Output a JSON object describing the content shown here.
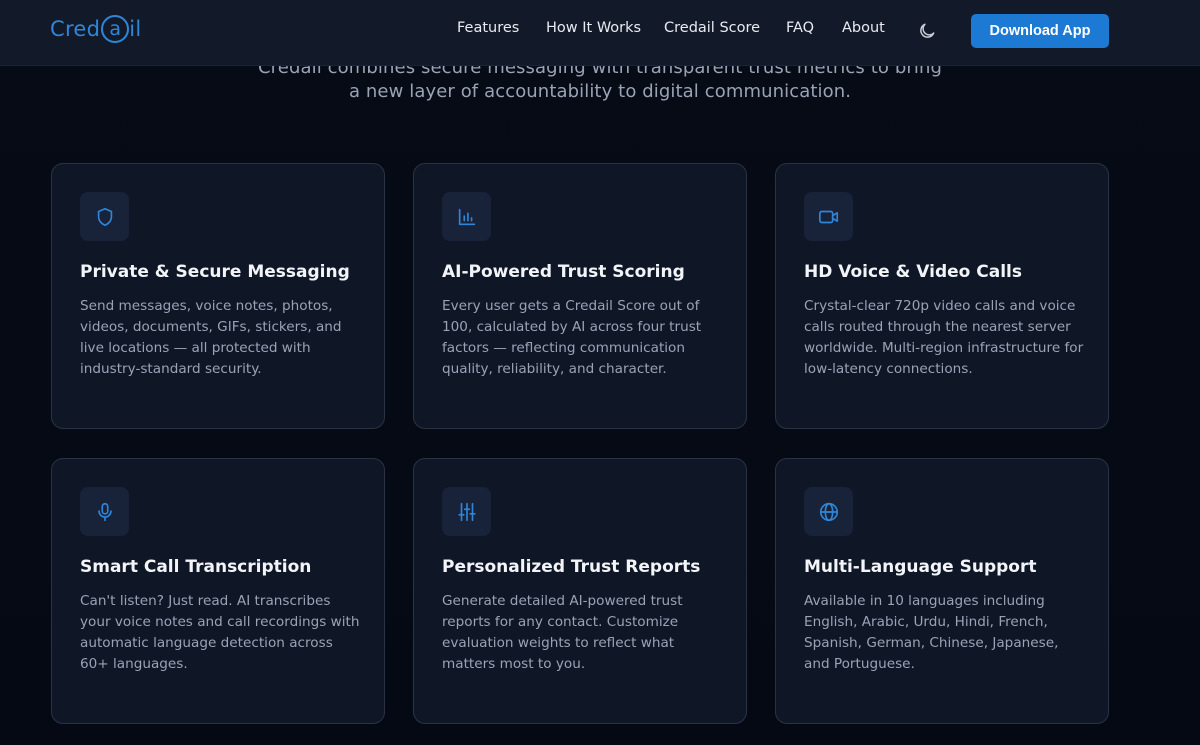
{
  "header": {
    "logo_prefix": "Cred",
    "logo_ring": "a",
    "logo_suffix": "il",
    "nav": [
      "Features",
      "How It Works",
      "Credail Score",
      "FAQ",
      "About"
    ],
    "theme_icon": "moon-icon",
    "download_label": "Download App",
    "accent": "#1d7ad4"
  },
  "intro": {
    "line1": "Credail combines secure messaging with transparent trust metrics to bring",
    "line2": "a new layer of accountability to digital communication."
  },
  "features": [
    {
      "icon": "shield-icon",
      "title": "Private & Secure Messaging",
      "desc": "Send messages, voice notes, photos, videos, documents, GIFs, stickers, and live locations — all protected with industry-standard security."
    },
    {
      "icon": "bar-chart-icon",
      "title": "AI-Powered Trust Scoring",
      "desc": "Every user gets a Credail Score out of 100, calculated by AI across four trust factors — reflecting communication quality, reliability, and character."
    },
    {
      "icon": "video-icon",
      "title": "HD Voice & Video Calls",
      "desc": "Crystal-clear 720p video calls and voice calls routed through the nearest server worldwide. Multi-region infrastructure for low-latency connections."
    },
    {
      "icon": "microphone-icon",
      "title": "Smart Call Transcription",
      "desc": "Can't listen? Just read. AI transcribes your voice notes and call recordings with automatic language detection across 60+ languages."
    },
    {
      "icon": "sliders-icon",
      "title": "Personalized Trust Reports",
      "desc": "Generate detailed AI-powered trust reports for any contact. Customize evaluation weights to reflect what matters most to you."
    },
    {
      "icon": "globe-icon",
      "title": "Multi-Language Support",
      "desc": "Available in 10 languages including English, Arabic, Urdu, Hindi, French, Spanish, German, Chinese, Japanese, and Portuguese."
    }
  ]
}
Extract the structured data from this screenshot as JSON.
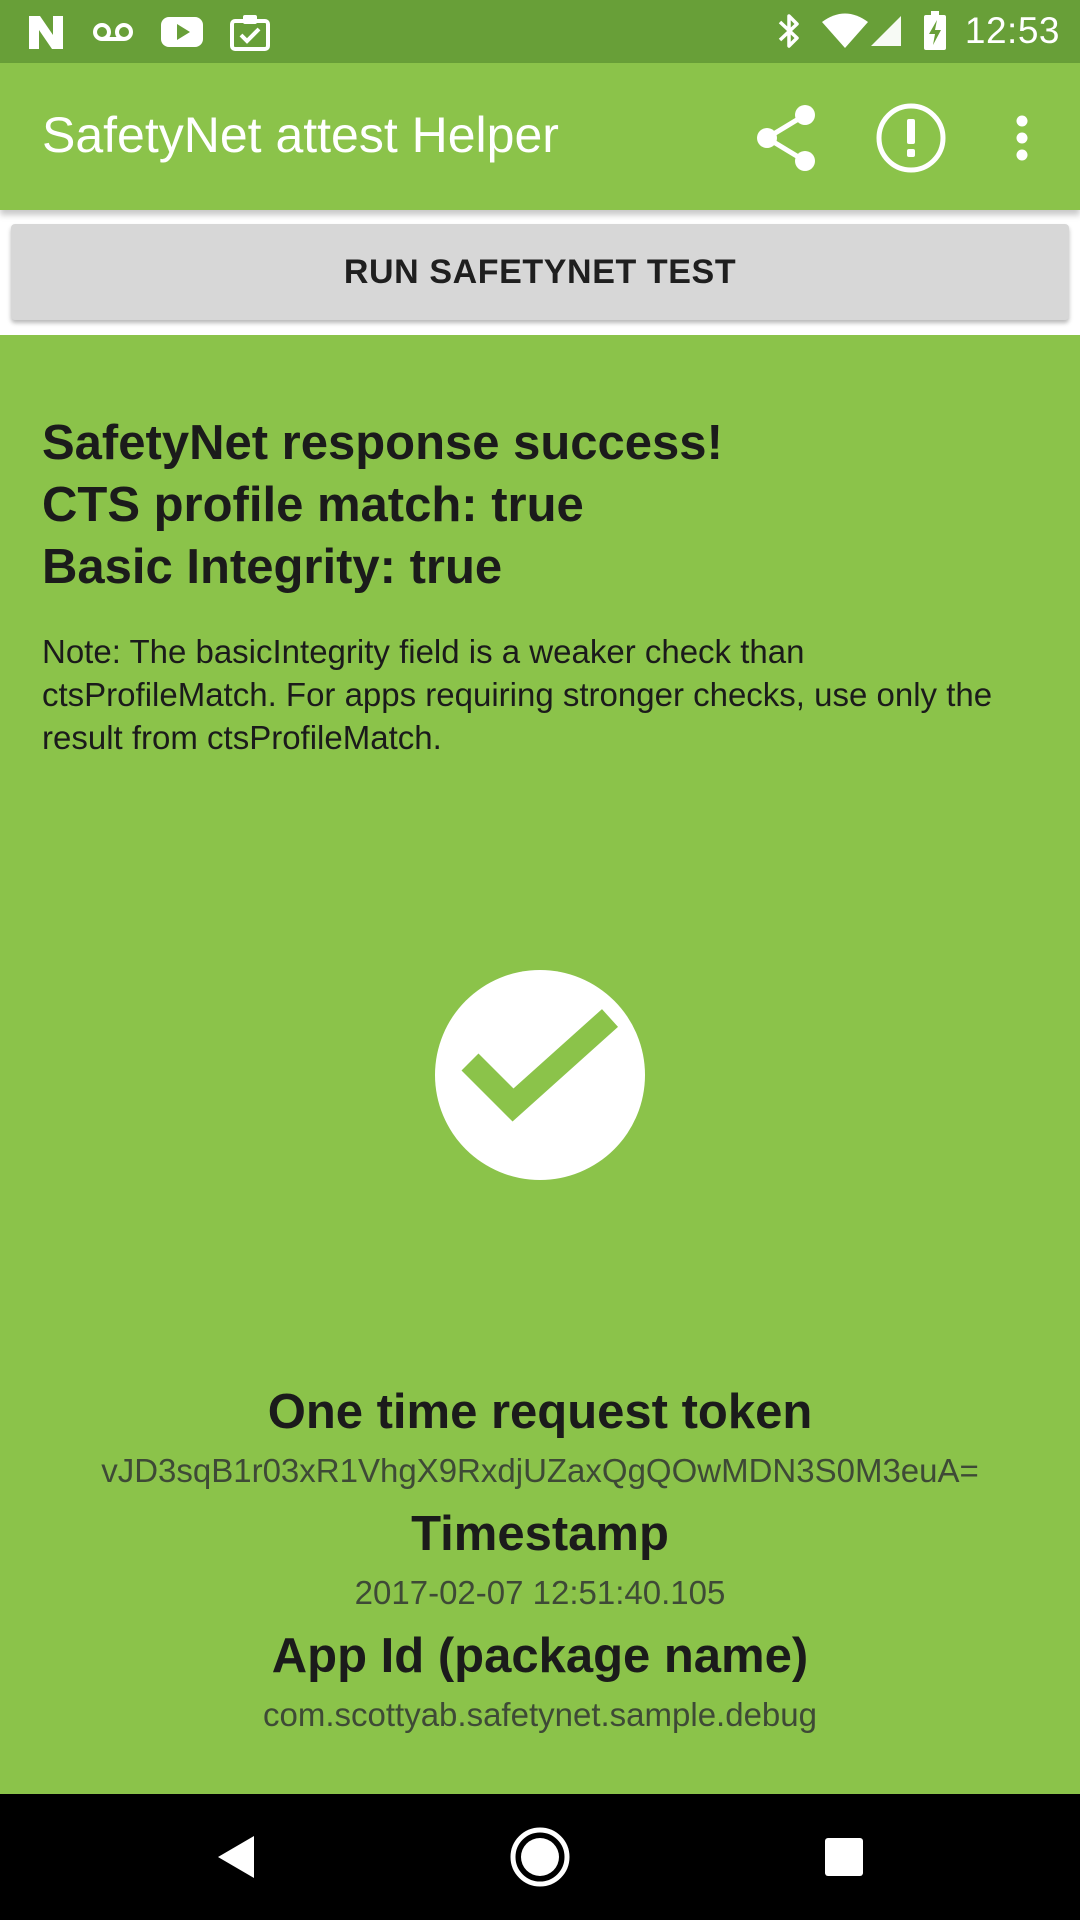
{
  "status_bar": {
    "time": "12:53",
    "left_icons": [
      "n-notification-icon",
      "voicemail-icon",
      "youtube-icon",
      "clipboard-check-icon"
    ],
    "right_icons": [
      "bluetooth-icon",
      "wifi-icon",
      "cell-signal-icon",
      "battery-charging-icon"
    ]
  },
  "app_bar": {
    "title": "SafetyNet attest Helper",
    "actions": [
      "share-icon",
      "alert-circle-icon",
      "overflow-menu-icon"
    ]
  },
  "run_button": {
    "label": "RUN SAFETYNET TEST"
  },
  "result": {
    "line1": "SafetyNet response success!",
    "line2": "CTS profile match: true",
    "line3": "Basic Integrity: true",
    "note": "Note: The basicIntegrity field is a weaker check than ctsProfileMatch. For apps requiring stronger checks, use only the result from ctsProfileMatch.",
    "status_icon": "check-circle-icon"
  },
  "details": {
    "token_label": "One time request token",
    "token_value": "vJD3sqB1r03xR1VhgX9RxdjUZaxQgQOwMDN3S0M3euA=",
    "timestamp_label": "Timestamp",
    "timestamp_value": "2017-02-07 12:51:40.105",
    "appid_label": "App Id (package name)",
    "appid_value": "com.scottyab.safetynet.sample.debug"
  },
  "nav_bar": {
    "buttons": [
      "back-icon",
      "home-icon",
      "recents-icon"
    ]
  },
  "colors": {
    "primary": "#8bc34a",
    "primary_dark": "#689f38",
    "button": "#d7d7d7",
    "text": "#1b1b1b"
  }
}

EXERCISE >> Identify the lines of the entries containing the string "notes". Copy each such line.

EXERCISE RESPONSE >>
      "desc": "Send messages, voice notes, photos, videos, documents, GIFs, stickers, and live locations — all protected with industry-standard security."
      "desc": "Can't listen? Just read. AI transcribes your voice notes and call recordings with automatic language detection across 60+ languages."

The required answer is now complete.